Rows:
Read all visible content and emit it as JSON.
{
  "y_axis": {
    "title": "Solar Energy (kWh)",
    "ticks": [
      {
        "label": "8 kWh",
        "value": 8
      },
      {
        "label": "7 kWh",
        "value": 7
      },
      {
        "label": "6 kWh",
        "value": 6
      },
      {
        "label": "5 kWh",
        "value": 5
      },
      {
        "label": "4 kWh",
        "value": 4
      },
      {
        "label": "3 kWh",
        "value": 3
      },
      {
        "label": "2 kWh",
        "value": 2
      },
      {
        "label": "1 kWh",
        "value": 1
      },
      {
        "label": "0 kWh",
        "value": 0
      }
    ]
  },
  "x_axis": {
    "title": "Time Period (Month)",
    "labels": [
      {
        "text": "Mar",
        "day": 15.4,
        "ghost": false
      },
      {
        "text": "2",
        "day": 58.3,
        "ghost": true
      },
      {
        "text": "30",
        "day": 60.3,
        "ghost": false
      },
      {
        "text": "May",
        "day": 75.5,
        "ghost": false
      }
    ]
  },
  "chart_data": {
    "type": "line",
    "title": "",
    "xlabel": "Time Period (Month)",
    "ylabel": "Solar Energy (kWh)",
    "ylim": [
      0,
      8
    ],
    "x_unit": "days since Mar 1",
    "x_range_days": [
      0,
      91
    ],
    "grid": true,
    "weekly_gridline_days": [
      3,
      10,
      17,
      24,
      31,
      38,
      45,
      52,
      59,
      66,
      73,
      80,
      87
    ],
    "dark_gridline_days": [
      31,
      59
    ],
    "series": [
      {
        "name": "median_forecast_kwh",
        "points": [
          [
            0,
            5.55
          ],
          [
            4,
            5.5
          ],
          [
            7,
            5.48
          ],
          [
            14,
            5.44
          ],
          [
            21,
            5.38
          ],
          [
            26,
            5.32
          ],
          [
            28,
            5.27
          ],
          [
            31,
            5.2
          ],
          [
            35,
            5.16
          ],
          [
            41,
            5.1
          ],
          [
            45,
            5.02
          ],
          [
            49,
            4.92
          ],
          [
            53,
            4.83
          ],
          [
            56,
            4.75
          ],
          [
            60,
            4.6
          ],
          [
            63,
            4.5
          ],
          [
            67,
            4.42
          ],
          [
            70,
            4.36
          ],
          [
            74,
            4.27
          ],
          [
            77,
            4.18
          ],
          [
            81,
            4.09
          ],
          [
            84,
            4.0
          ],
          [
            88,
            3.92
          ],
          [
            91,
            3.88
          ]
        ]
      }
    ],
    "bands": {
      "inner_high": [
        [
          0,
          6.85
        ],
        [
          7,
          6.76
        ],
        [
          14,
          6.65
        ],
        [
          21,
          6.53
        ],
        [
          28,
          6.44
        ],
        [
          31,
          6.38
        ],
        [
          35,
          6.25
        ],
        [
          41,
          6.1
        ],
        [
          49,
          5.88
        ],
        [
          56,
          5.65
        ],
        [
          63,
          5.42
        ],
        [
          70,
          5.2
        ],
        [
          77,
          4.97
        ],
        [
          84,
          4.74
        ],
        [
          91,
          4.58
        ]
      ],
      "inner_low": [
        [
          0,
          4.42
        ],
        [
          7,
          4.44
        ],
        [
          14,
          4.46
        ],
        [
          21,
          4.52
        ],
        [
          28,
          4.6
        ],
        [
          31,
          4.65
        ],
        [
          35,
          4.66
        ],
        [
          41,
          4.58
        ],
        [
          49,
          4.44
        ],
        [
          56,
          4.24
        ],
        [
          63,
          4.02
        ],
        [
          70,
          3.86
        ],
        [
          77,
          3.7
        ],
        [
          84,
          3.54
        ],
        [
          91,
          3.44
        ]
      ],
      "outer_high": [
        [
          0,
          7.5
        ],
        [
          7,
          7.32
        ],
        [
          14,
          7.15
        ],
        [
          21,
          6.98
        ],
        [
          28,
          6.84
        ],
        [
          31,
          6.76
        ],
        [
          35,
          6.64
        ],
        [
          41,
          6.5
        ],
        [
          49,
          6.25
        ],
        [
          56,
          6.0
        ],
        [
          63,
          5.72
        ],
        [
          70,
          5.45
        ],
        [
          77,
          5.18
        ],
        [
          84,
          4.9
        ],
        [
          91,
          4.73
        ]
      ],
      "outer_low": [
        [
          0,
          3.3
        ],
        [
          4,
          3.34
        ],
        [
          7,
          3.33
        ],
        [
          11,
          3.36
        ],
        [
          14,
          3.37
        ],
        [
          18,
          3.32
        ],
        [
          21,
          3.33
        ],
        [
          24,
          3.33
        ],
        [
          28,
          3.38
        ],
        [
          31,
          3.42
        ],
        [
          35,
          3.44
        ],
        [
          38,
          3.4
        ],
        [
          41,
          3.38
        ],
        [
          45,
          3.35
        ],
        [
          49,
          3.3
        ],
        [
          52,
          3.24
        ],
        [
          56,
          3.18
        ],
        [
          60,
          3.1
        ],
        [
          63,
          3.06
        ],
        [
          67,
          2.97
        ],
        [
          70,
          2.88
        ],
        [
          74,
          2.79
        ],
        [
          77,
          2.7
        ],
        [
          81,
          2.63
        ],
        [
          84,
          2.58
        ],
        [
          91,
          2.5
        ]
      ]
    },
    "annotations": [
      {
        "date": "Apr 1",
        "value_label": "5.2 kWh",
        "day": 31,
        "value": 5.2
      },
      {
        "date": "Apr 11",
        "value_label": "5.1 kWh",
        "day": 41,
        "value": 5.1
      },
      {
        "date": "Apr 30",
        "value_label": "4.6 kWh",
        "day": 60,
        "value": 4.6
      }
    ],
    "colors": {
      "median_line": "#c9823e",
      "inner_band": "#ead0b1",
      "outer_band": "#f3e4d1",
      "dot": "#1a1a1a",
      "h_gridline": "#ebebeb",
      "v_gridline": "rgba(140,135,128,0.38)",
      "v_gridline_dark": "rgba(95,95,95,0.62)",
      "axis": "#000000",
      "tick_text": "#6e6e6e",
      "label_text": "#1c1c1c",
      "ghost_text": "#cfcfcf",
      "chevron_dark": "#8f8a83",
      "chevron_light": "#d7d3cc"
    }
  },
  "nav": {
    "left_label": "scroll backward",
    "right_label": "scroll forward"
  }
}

Do this:
From the material above, copy each line that includes the word "title".

Worked solution:
    "title": "Solar Energy (kWh)",
    "title": "Time Period (Month)",
    "title": "",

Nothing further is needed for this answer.